WHAT IS ASKED: Show each line of the data below that has the string "https" in it.

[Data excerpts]
----------

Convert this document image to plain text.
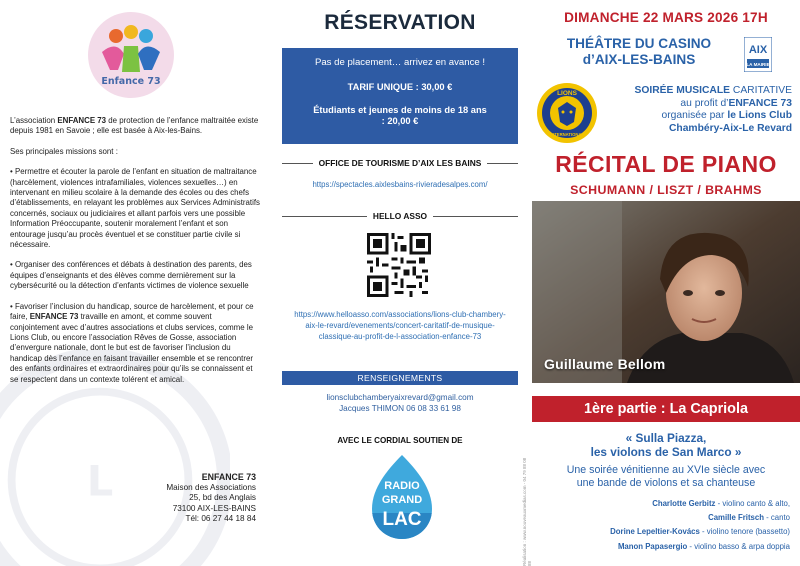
L
Enfance 73

L’association ENFANCE 73 de protection de l’enfance maltraitée existe depuis 1981 en Savoie ; elle est basée à Aix-les-Bains.

Ses principales missions sont :

• Permettre et écouter la parole de l’enfant en situation de maltraitance (harcèlement, violences intrafamiliales, violences sexuelles…) en intervenant en milieu scolaire à la demande des écoles ou des chefs d’établissements, en relayant les problèmes aux Services Administratifs concernés, sociaux ou judiciaires et allant parfois vers une possible Information Préoccupante, soutenir moralement l’enfant et son entourage jusqu’au procès éventuel et se constituer partie civile si nécessaire.

• Organiser des conférences et débats à destination des parents, des équipes d’enseignants et des élèves comme dernièrement sur la cybersécurité ou la détection d’enfants victimes de violence sexuelle

• Favoriser l’inclusion du handicap, source de harcèlement, et pour ce faire, ENFANCE 73 travaille en amont, et comme souvent conjointement avec d’autres associations et clubs services, comme le Lions Club, ou encore l’association Rêves de Gosse, association d’envergure nationale, dont le but est de favoriser l’inclusion du handicap dès l’enfance en faisant travailler ensemble et se rencontrer des enfants ordinaires et extraordinaires pour qu’ils se connaissent et se respectent dans un contexte tolérent et amical.

ENFANCE 73
Maison des Associations
25, bd des Anglais
73100 AIX-LES-BAINS
Tél: 06 27 44 18 84
RÉSERVATION
Pas de placement… arrivez en avance !
TARIF UNIQUE : 30,00 €
Étudiants et jeunes de moins de 18 ans : 20,00 €
OFFICE DE TOURISME D’AIX LES BAINS
https://spectacles.aixlesbains-rivieradesalpes.com/
HELLO ASSO
https://www.helloasso.com/associations/lions-club-chambery-aix-le-revard/evenements/concert-caritatif-de-musique-classique-au-profit-de-l-association-enfance-73
RENSEIGNEMENTS
lionsclubchamberyaixrevard@gmail.com
Jacques THIMON 06 08 33 61 98
AVEC LE CORDIAL SOUTIEN DE
RADIO
GRAND
LAC	Réalisation : www.nouveauxmedias.com - 04 79 88 08 88
DIMANCHE 22 MARS 2026 17H
THÉÂTRE DU CASINO
d’AIX-LES-BAINS
AIX
LA MAIRIE
LIONS
INTERNATIONAL
SOIRÉE MUSICALE CARITATIVE
au profit d’ENFANCE 73
organisée par le Lions Club
Chambéry-Aix-Le Revard
RÉCITAL DE PIANO
SCHUMANN / LISZT / BRAHMS
Guillaume Bellom
1ère partie : La Capriola
« Sulla Piazza,
les violons de San Marco »
Une soirée vénitienne au XVIe siècle avec
une bande de violons et sa chanteuse
Charlotte Gerbitz - violino canto & alto,
Camille Fritsch - canto
Dorine Lepeltier-Kovács - violino tenore (bassetto)
Manon Papasergio - violino basso & arpa doppia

----------

SOLUTION TO THE EXERCISE:
https://spectacles.aixlesbains-rivieradesalpes.com/
https://www.helloasso.com/associations/lions-club-chambery-aix-le-revard/evenements/concert-caritatif-de-musique-classique-au-profit-de-l-association-enfance-73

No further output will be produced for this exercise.